-- Listed records start --
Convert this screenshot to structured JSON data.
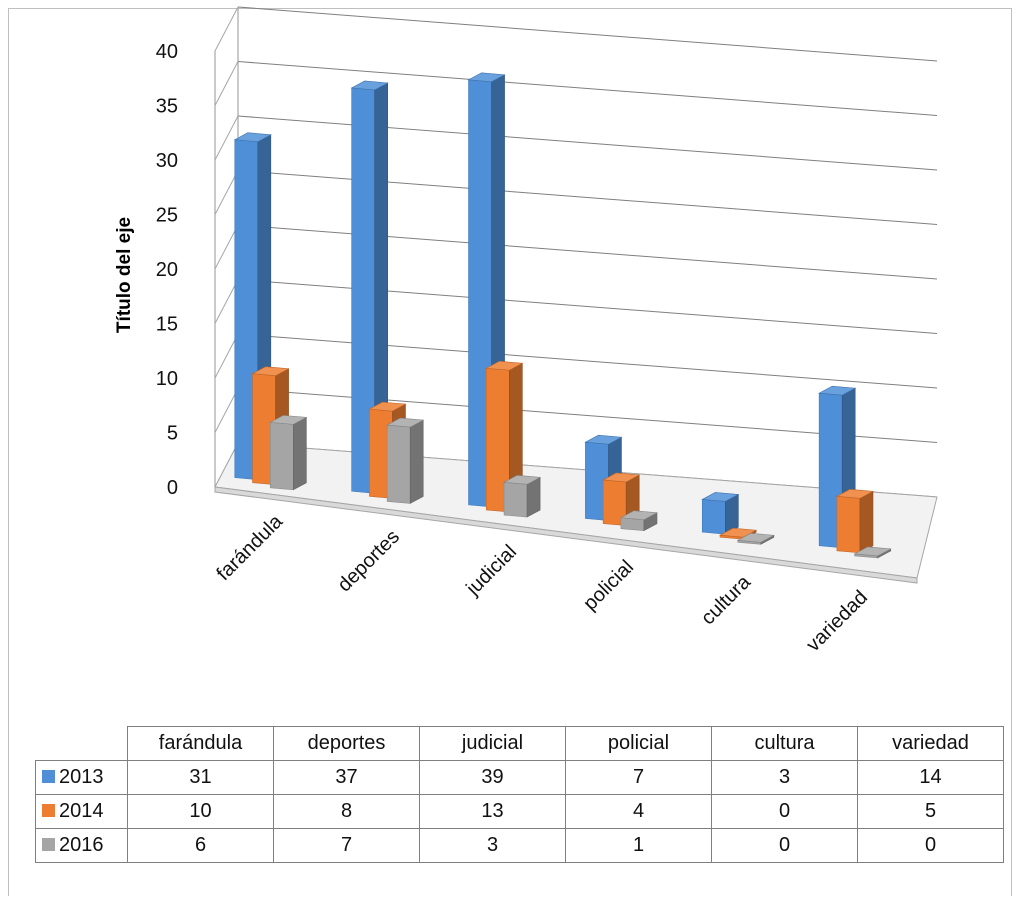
{
  "chart_data": {
    "type": "bar",
    "variant": "3d-clustered-column",
    "categories": [
      "farándula",
      "deportes",
      "judicial",
      "policial",
      "cultura",
      "variedad"
    ],
    "series": [
      {
        "name": "2013",
        "values": [
          31,
          37,
          39,
          7,
          3,
          14
        ],
        "color": "#4f8fd8"
      },
      {
        "name": "2014",
        "values": [
          10,
          8,
          13,
          4,
          0,
          5
        ],
        "color": "#ed7d31"
      },
      {
        "name": "2016",
        "values": [
          6,
          7,
          3,
          1,
          0,
          0
        ],
        "color": "#a5a5a5"
      }
    ],
    "ylabel": "Título del eje",
    "ylim": [
      0,
      40
    ],
    "yticks": [
      0,
      5,
      10,
      15,
      20,
      25,
      30,
      35,
      40
    ],
    "grid": true,
    "legend": "data-table-below"
  }
}
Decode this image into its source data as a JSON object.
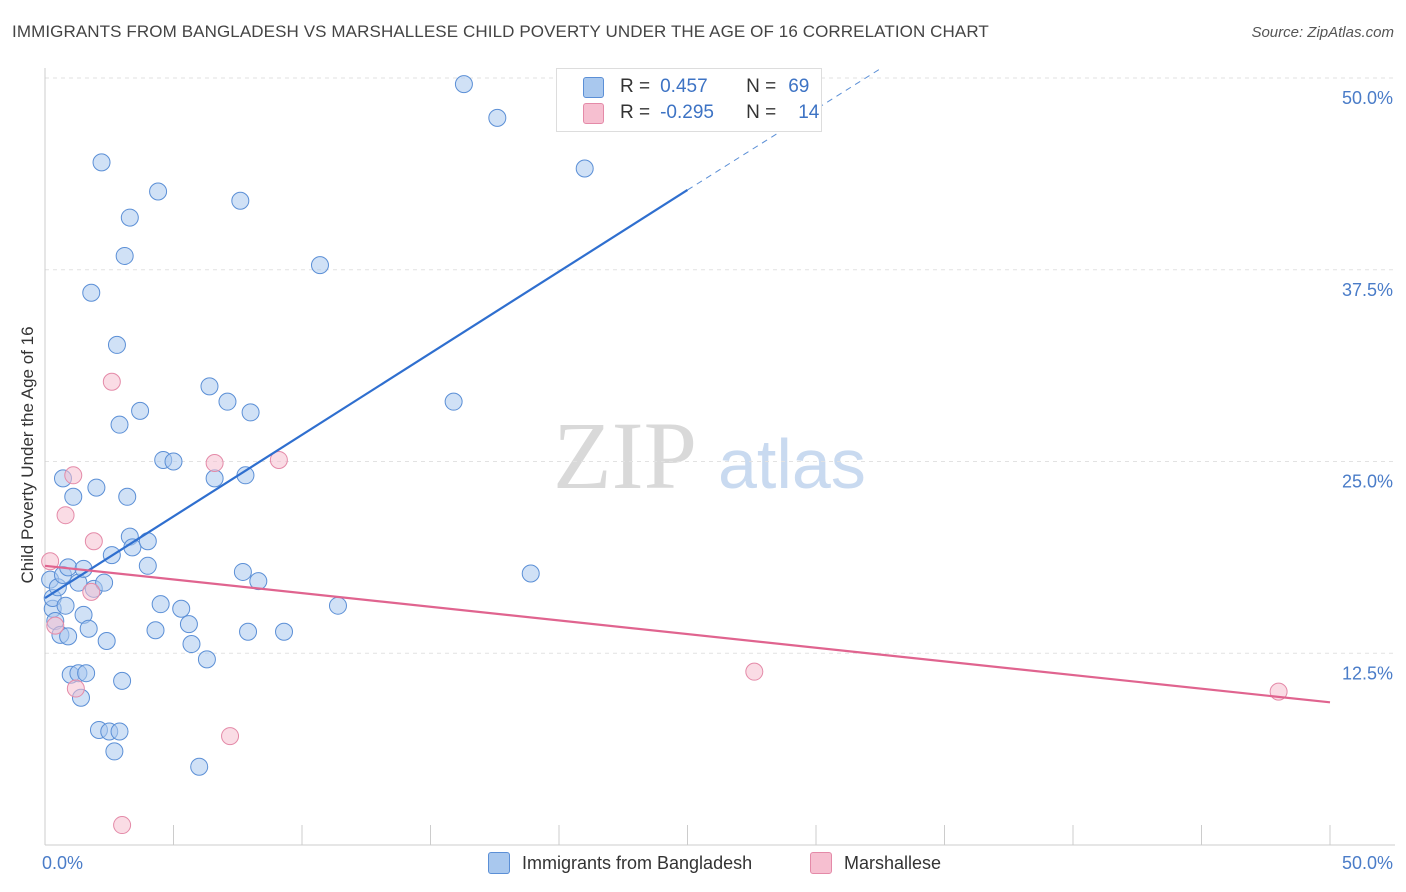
-- Listed records end --
▶ [To be done]: Output nothing but the number of lines in the data containing the string "JSON".

▶ [Output below]: 2